- REQUIREMENT A
Put this sentence from the soapmaking post into Spanish: "Succinctly, salting out allows you to separate the soap from water-soluble impurities, such as odors or colors."
- REQUIREMENT B
Pick up the forum post about salting out soap after its last sentence and keep it going.

- GIVEN TEXT
___

Now, to respond to some questions above (which I saw today for the first time):

 Q:  Do you always make soap in this manner or were you just trying to find a procedure for salting out, as you called it?

  A:  I certainly don't ever plan ahead on using salting out in my soapmaking, but I do make soap from my waste cooking oil, and salting out is a way of removing the dark color from such soap, should it happen that refining the oil before soapmaking didn't do the trick.

  Q: So, what is the purpose of salting out the soap? Is it so your can remove impurities from used oil to soap with it? 

  A:  Succinctly, salting out allows you to separate the soap from water-soluble impurities, such as odors or colors.  I consider it a means of save an otherwise failed batch.  I consider it much more important to refine the oil before soapmaking.  (I refine the oil by running it through a fine strainer, then boiling it up with water and letting it cool to 40F or so, possibly multiple times, and discarding the water.)

___

- DATASET EXTRACT
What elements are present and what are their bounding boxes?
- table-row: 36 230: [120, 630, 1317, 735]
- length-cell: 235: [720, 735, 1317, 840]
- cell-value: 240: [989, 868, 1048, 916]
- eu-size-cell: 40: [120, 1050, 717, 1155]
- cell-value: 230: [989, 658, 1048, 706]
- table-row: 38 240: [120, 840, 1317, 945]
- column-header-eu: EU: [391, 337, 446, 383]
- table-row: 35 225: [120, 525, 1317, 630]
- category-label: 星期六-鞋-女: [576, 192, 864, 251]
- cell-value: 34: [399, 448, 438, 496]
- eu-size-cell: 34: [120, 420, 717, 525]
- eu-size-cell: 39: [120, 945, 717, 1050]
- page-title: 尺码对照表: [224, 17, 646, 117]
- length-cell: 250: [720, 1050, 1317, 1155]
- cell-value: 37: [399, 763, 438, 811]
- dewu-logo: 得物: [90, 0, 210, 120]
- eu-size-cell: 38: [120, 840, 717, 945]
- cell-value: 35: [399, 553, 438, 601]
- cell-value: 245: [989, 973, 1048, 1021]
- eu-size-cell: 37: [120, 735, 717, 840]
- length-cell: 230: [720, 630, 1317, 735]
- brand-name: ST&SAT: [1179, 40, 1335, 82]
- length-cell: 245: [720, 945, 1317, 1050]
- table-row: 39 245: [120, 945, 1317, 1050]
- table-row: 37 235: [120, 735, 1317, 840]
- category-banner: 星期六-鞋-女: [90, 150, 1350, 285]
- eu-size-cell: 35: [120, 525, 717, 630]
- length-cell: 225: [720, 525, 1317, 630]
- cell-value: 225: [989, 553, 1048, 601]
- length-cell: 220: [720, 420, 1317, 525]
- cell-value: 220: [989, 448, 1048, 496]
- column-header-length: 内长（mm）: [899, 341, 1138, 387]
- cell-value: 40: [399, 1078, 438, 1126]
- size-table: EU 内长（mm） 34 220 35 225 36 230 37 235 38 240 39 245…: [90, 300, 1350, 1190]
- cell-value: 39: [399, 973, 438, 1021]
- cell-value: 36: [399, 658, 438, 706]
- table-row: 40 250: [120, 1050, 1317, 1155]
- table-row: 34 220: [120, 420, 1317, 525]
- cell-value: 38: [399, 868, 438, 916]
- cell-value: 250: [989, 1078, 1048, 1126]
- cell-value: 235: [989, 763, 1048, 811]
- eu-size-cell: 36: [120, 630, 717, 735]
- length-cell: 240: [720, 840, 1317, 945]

___

- RESULT A
En pocas palabras, el salado permite separar el jabón de las impurezas solubles en agua, como los olores o los colores.

- RESULT B
  Q:  Would this method work with rancid oils or DOS afflicted soaps? Or am I way off track with the purpose of salting out soap?

  A: Please avoid acronyms like "DOS" - "Dreaded orange spots".  (It took me a while even to learn what it means, from www.natural-soapmaking.net/DOS.html).  Salting out would probably correct the spots, but it would probably work only moderately well for removing the odors of rancidity.  However, I simply don't understand how soap can go rancid and SMELL unless it is very significantly overfatted with unsaturated oils.  Soap is a salt, and hence is of very low volatility.  I would think that only the free fatty acids could give rise to an odor.  In any event, this was not MY purpose for salting out.  I see it as a means for eliminating excess lye if you muck up the recipe,  or excess color if you're working (as I do) with waste oil.


----------



## judymoody (Nov 30, 2013)

You are a more persistent person than I!  I thank you for sharing the process but I don't think I'd attempt it unless the world order collapsed and I had no other option.  Too time-consuming for me and not without it's own added water and energy costs.  Reminds me a bit of the messiness and repeated melting and rinsing involved in rendering tallow from game fat.

Sorry about the acronyms but DOS is so prevalent among soapmakers that it's generally not translated.  When I googled DOS and soap, I came up with multiple hits in a second or two.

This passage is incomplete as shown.